**Exercise instructions**
Locate the string "this" throughout the material and copy every line in which it occurs.

(Data tied to figure images)
^^^^^^^^

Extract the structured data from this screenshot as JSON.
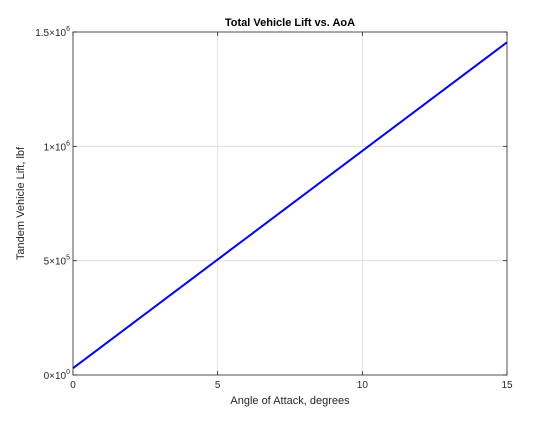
{
  "chart_data": {
    "type": "line",
    "title": "Total Vehicle Lift vs. AoA",
    "xlabel": "Angle of Attack, degrees",
    "ylabel": "Tandem Vehicle Lift, lbf",
    "xlim": [
      0,
      15
    ],
    "ylim": [
      0,
      1500000
    ],
    "grid": true,
    "x_ticks": [
      {
        "value": 0,
        "label": "0"
      },
      {
        "value": 5,
        "label": "5"
      },
      {
        "value": 10,
        "label": "10"
      },
      {
        "value": 15,
        "label": "15"
      }
    ],
    "y_ticks": [
      {
        "value": 0,
        "mantissa": "0",
        "times": "×10",
        "exponent": "0"
      },
      {
        "value": 500000,
        "mantissa": "5",
        "times": "×10",
        "exponent": "5"
      },
      {
        "value": 1000000,
        "mantissa": "1",
        "times": "×10",
        "exponent": "6"
      },
      {
        "value": 1500000,
        "mantissa": "1.5",
        "times": "×10",
        "exponent": "6"
      }
    ],
    "series": [
      {
        "color": "#0000ff",
        "x": [
          0,
          15
        ],
        "y": [
          30000,
          1455000
        ]
      }
    ],
    "colors": {
      "line": "#0000ff",
      "grid": "#dcdcdc",
      "axis": "#262626"
    }
  }
}
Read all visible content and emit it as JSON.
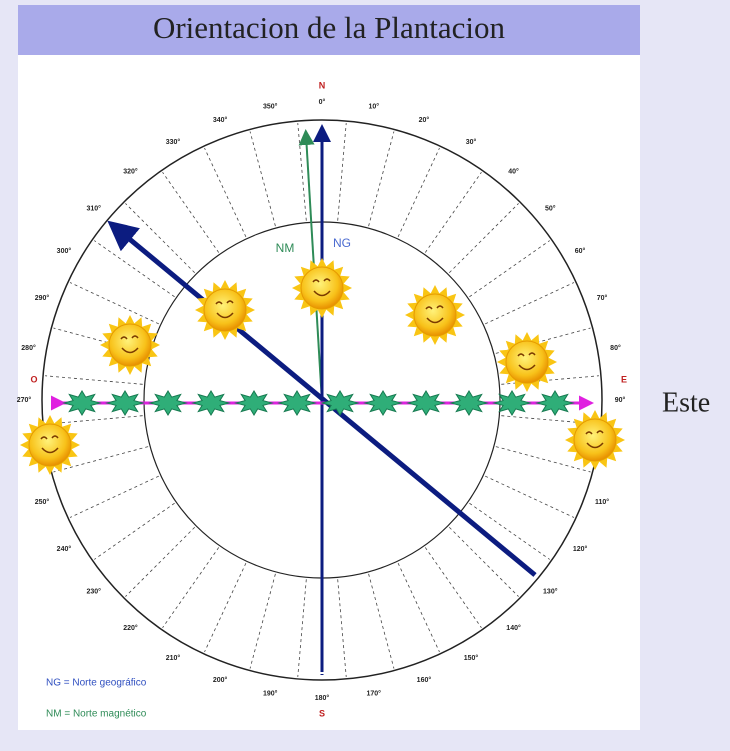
{
  "header": {
    "title": "Orientacion de la Plantacion"
  },
  "compass": {
    "cardinals": {
      "north": "N",
      "east": "E",
      "south": "S",
      "west": "O"
    },
    "degree_labels": [
      "0°",
      "10°",
      "20°",
      "30°",
      "40°",
      "50°",
      "60°",
      "70°",
      "80°",
      "90°",
      "110°",
      "120°",
      "130°",
      "140°",
      "150°",
      "160°",
      "170°",
      "180°",
      "190°",
      "200°",
      "210°",
      "220°",
      "230°",
      "240°",
      "250°",
      "270°",
      "280°",
      "290°",
      "300°",
      "310°",
      "320°",
      "330°",
      "340°",
      "350°"
    ],
    "degree_angles_note_free": null,
    "arrow_labels": {
      "magnetic": "NM",
      "geographic": "NG"
    }
  },
  "legend": [
    "NG = Norte geográfico",
    "NM = Norte magnético"
  ],
  "side_label": "Este"
}
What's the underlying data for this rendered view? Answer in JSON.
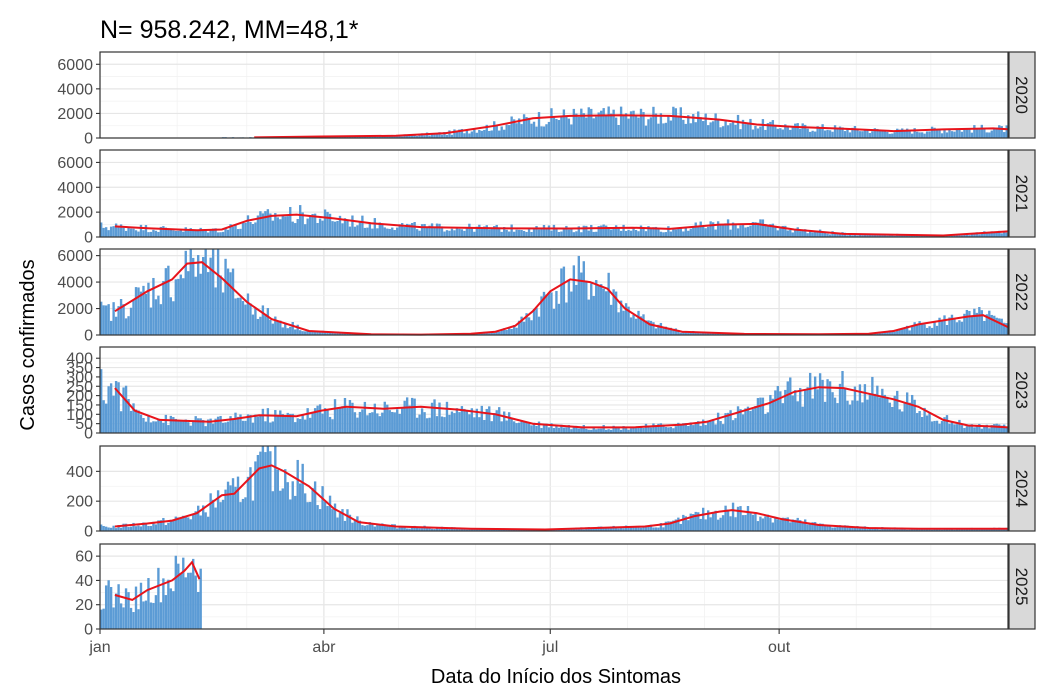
{
  "chart_data": {
    "type": "bar",
    "title": "N= 958.242, MM=48,1*",
    "xlabel": "Data do Início dos Sintomas",
    "ylabel": "Casos confirmados",
    "x_ticks": [
      "jan",
      "abr",
      "jul",
      "out"
    ],
    "grid": true,
    "bar_color": "#5b9bd5",
    "line_color": "#e8141b",
    "facets": [
      {
        "year": "2020",
        "ylim": [
          0,
          7000
        ],
        "y_ticks": [
          0,
          2000,
          4000,
          6000
        ],
        "bar_range": [
          50,
          365
        ],
        "moving_average": [
          [
            63,
            50
          ],
          [
            90,
            120
          ],
          [
            120,
            180
          ],
          [
            140,
            400
          ],
          [
            160,
            1000
          ],
          [
            175,
            1600
          ],
          [
            190,
            1800
          ],
          [
            210,
            1850
          ],
          [
            230,
            1800
          ],
          [
            250,
            1500
          ],
          [
            265,
            1100
          ],
          [
            280,
            900
          ],
          [
            300,
            750
          ],
          [
            320,
            560
          ],
          [
            340,
            700
          ],
          [
            360,
            780
          ],
          [
            366,
            720
          ]
        ]
      },
      {
        "year": "2021",
        "ylim": [
          0,
          7000
        ],
        "y_ticks": [
          0,
          2000,
          4000,
          6000
        ],
        "bar_range": [
          1,
          366
        ],
        "moving_average": [
          [
            7,
            850
          ],
          [
            20,
            700
          ],
          [
            40,
            550
          ],
          [
            50,
            600
          ],
          [
            60,
            1300
          ],
          [
            70,
            1700
          ],
          [
            80,
            1800
          ],
          [
            95,
            1500
          ],
          [
            110,
            1100
          ],
          [
            130,
            800
          ],
          [
            160,
            700
          ],
          [
            190,
            680
          ],
          [
            215,
            750
          ],
          [
            230,
            650
          ],
          [
            250,
            1000
          ],
          [
            265,
            1050
          ],
          [
            280,
            600
          ],
          [
            300,
            250
          ],
          [
            340,
            120
          ],
          [
            366,
            450
          ]
        ]
      },
      {
        "year": "2022",
        "ylim": [
          0,
          6500
        ],
        "y_ticks": [
          0,
          2000,
          4000,
          6000
        ],
        "bar_range": [
          1,
          366
        ],
        "moving_average": [
          [
            7,
            1800
          ],
          [
            20,
            3300
          ],
          [
            30,
            4200
          ],
          [
            36,
            5400
          ],
          [
            42,
            5500
          ],
          [
            50,
            4300
          ],
          [
            60,
            2500
          ],
          [
            70,
            1200
          ],
          [
            85,
            300
          ],
          [
            110,
            50
          ],
          [
            130,
            30
          ],
          [
            150,
            100
          ],
          [
            160,
            250
          ],
          [
            168,
            700
          ],
          [
            175,
            1800
          ],
          [
            182,
            3300
          ],
          [
            190,
            4200
          ],
          [
            198,
            4000
          ],
          [
            205,
            3500
          ],
          [
            212,
            2000
          ],
          [
            222,
            800
          ],
          [
            235,
            250
          ],
          [
            260,
            80
          ],
          [
            290,
            50
          ],
          [
            310,
            100
          ],
          [
            320,
            300
          ],
          [
            330,
            800
          ],
          [
            340,
            1100
          ],
          [
            350,
            1400
          ],
          [
            356,
            1500
          ],
          [
            366,
            600
          ]
        ]
      },
      {
        "year": "2023",
        "ylim": [
          0,
          460
        ],
        "y_ticks": [
          0,
          50,
          100,
          150,
          200,
          250,
          300,
          350,
          400
        ],
        "bar_range": [
          1,
          366
        ],
        "moving_average": [
          [
            7,
            240
          ],
          [
            15,
            120
          ],
          [
            25,
            70
          ],
          [
            45,
            60
          ],
          [
            55,
            75
          ],
          [
            65,
            95
          ],
          [
            80,
            90
          ],
          [
            90,
            120
          ],
          [
            100,
            140
          ],
          [
            115,
            130
          ],
          [
            130,
            140
          ],
          [
            145,
            125
          ],
          [
            160,
            100
          ],
          [
            175,
            50
          ],
          [
            195,
            30
          ],
          [
            215,
            30
          ],
          [
            235,
            45
          ],
          [
            245,
            60
          ],
          [
            260,
            120
          ],
          [
            270,
            160
          ],
          [
            280,
            220
          ],
          [
            290,
            245
          ],
          [
            300,
            240
          ],
          [
            310,
            210
          ],
          [
            320,
            180
          ],
          [
            330,
            140
          ],
          [
            340,
            70
          ],
          [
            350,
            40
          ],
          [
            360,
            35
          ],
          [
            366,
            30
          ]
        ]
      },
      {
        "year": "2024",
        "ylim": [
          0,
          570
        ],
        "y_ticks": [
          0,
          200,
          400
        ],
        "bar_range": [
          1,
          366
        ],
        "moving_average": [
          [
            7,
            30
          ],
          [
            20,
            50
          ],
          [
            30,
            70
          ],
          [
            40,
            120
          ],
          [
            50,
            240
          ],
          [
            55,
            250
          ],
          [
            65,
            420
          ],
          [
            70,
            440
          ],
          [
            75,
            400
          ],
          [
            85,
            300
          ],
          [
            95,
            150
          ],
          [
            105,
            60
          ],
          [
            120,
            30
          ],
          [
            150,
            15
          ],
          [
            180,
            10
          ],
          [
            200,
            20
          ],
          [
            220,
            30
          ],
          [
            230,
            50
          ],
          [
            240,
            100
          ],
          [
            250,
            130
          ],
          [
            255,
            140
          ],
          [
            265,
            120
          ],
          [
            275,
            80
          ],
          [
            290,
            40
          ],
          [
            310,
            20
          ],
          [
            330,
            15
          ],
          [
            366,
            15
          ]
        ]
      },
      {
        "year": "2025",
        "ylim": [
          0,
          70
        ],
        "y_ticks": [
          0,
          20,
          40,
          60
        ],
        "bar_range": [
          1,
          41
        ],
        "moving_average": [
          [
            7,
            28
          ],
          [
            14,
            24
          ],
          [
            20,
            32
          ],
          [
            30,
            40
          ],
          [
            35,
            48
          ],
          [
            38,
            55
          ],
          [
            41,
            41
          ]
        ]
      }
    ]
  }
}
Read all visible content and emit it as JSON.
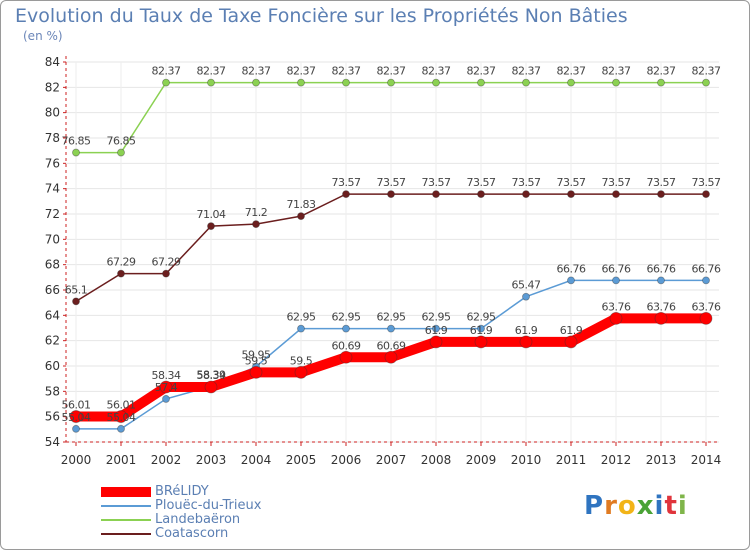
{
  "title": "Evolution du Taux de Taxe Foncière sur les Propriétés Non Bâties",
  "unit_label": "(en %)",
  "logo": {
    "text": "Proxiti",
    "letter_colors": [
      "#2f74c0",
      "#e07b22",
      "#f2b418",
      "#4aa336",
      "#2f74c0",
      "#e0343c",
      "#7fb54a"
    ]
  },
  "chart_data": {
    "type": "line",
    "title": "Evolution du Taux de Taxe Foncière sur les Propriétés Non Bâties",
    "ylabel": "(en %)",
    "xlabel": "",
    "ylim": [
      54,
      84
    ],
    "yticks": [
      54,
      56,
      58,
      60,
      62,
      64,
      66,
      68,
      70,
      72,
      74,
      76,
      78,
      80,
      82,
      84
    ],
    "categories": [
      "2000",
      "2001",
      "2002",
      "2003",
      "2004",
      "2005",
      "2006",
      "2007",
      "2008",
      "2009",
      "2010",
      "2011",
      "2012",
      "2013",
      "2014"
    ],
    "grid": true,
    "legend_position": "bottom-left",
    "series": [
      {
        "name": "Coatascorn",
        "color": "#6b1e1e",
        "values": [
          65.1,
          67.29,
          67.29,
          71.04,
          71.2,
          71.83,
          73.57,
          73.57,
          73.57,
          73.57,
          73.57,
          73.57,
          73.57,
          73.57,
          73.57
        ],
        "labels": [
          "65.1",
          "67.29",
          "67.29",
          "71.04",
          "71.2",
          "71.83",
          "73.57",
          "73.57",
          "73.57",
          "73.57",
          "73.57",
          "73.57",
          "73.57",
          "73.57",
          "73.57"
        ]
      },
      {
        "name": "Landebaëron",
        "color": "#8bd152",
        "values": [
          76.85,
          76.85,
          82.37,
          82.37,
          82.37,
          82.37,
          82.37,
          82.37,
          82.37,
          82.37,
          82.37,
          82.37,
          82.37,
          82.37,
          82.37
        ],
        "labels": [
          "76.85",
          "76.85",
          "82.37",
          "82.37",
          "82.37",
          "82.37",
          "82.37",
          "82.37",
          "82.37",
          "82.37",
          "82.37",
          "82.37",
          "82.37",
          "82.37",
          "82.37"
        ]
      },
      {
        "name": "Plouëc-du-Trieux",
        "color": "#5b9bd5",
        "values": [
          55.04,
          55.04,
          57.4,
          58.39,
          59.95,
          62.95,
          62.95,
          62.95,
          62.95,
          62.95,
          65.47,
          66.76,
          66.76,
          66.76,
          66.76
        ],
        "labels": [
          "55.04",
          "55.04",
          "57.4",
          "58.39",
          "59.95",
          "62.95",
          "62.95",
          "62.95",
          "62.95",
          "62.95",
          "65.47",
          "66.76",
          "66.76",
          "66.76",
          "66.76"
        ]
      },
      {
        "name": "BRéLIDY",
        "color": "#ff0000",
        "values": [
          56.01,
          56.01,
          58.34,
          58.34,
          59.5,
          59.5,
          60.69,
          60.69,
          61.9,
          61.9,
          61.9,
          61.9,
          63.76,
          63.76,
          63.76
        ],
        "labels": [
          "56.01",
          "56.01",
          "58.34",
          "58.34",
          "59.5",
          "59.5",
          "60.69",
          "60.69",
          "61.9",
          "61.9",
          "61.9",
          "61.9",
          "63.76",
          "63.76",
          "63.76"
        ]
      }
    ],
    "legend": [
      "BRéLIDY",
      "Plouëc-du-Trieux",
      "Landebaëron",
      "Coatascorn"
    ]
  }
}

^^^^^^^^

**Result of the exercise**
Extract the structured data from this screenshot as JSON.
What's the underlying data for this rendered view? Answer in JSON.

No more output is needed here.